### OBJECTIVE:
Output every line of the material below without any change, and leave the pictures out.

### Saved data entries:

------------------------------------------------------------

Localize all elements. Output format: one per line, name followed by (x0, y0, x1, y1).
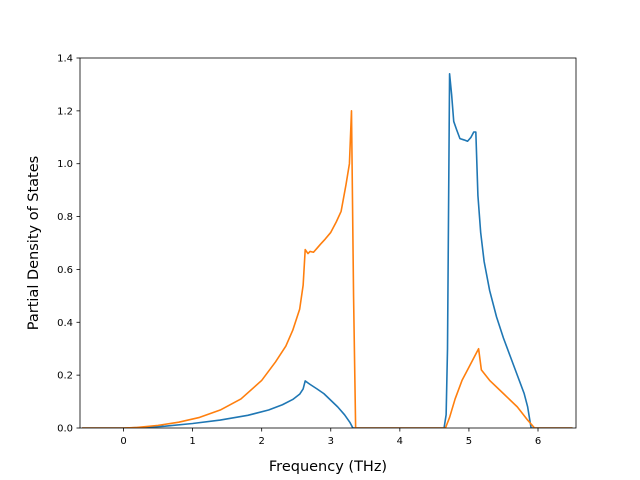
y-tick-label: 0.0 (57, 424, 73, 435)
x-tick-label: 4 (397, 436, 403, 447)
y-axis-title: Partial Density of States (26, 156, 42, 330)
x-axis-title: Frequency (THz) (269, 459, 387, 475)
series-layer (82, 73, 573, 428)
y-tick-label: 1.0 (57, 159, 73, 170)
y-tick-label: 0.2 (57, 371, 73, 382)
x-axis-ticks: 0 1 2 3 4 5 6 (120, 428, 541, 447)
series-line-1 (82, 73, 573, 428)
x-tick-label: 6 (535, 436, 541, 447)
y-tick-label: 0.4 (57, 318, 73, 329)
y-tick-label: 0.8 (57, 212, 73, 223)
x-tick-label: 2 (258, 436, 264, 447)
y-axis-ticks: 0.0 0.2 0.4 0.6 0.8 1.0 1.2 1.4 (57, 54, 80, 435)
x-tick-label: 0 (120, 436, 126, 447)
x-tick-label: 1 (189, 436, 195, 447)
x-tick-label: 3 (328, 436, 334, 447)
y-tick-label: 0.6 (57, 265, 73, 276)
y-tick-label: 1.4 (57, 54, 73, 65)
x-tick-label: 5 (466, 436, 472, 447)
axes-frame (79, 57, 577, 429)
y-tick-label: 1.2 (57, 106, 73, 117)
series-line-2 (82, 110, 573, 428)
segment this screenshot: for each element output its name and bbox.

------------------------------------------------------------

### THE COMPLETED TASK:
Localize all elements. Output format: one per line, name followed by (x0, y0, x1, y1).
y-tick-label: 0.0 (57, 424, 73, 435)
x-tick-label: 4 (397, 436, 403, 447)
y-axis-title: Partial Density of States (26, 156, 42, 330)
x-axis-title: Frequency (THz) (269, 459, 387, 475)
series-layer (82, 73, 573, 428)
y-tick-label: 1.0 (57, 159, 73, 170)
y-tick-label: 0.2 (57, 371, 73, 382)
x-axis-ticks: 0 1 2 3 4 5 6 (120, 428, 541, 447)
series-line-1 (82, 73, 573, 428)
x-tick-label: 6 (535, 436, 541, 447)
y-tick-label: 0.4 (57, 318, 73, 329)
y-tick-label: 0.8 (57, 212, 73, 223)
x-tick-label: 2 (258, 436, 264, 447)
y-axis-ticks: 0.0 0.2 0.4 0.6 0.8 1.0 1.2 1.4 (57, 54, 80, 435)
x-tick-label: 0 (120, 436, 126, 447)
x-tick-label: 1 (189, 436, 195, 447)
x-tick-label: 3 (328, 436, 334, 447)
y-tick-label: 0.6 (57, 265, 73, 276)
y-tick-label: 1.4 (57, 54, 73, 65)
x-tick-label: 5 (466, 436, 472, 447)
axes-frame (79, 57, 577, 429)
y-tick-label: 1.2 (57, 106, 73, 117)
series-line-2 (82, 110, 573, 428)
segment this screenshot: for each element output its name and bbox.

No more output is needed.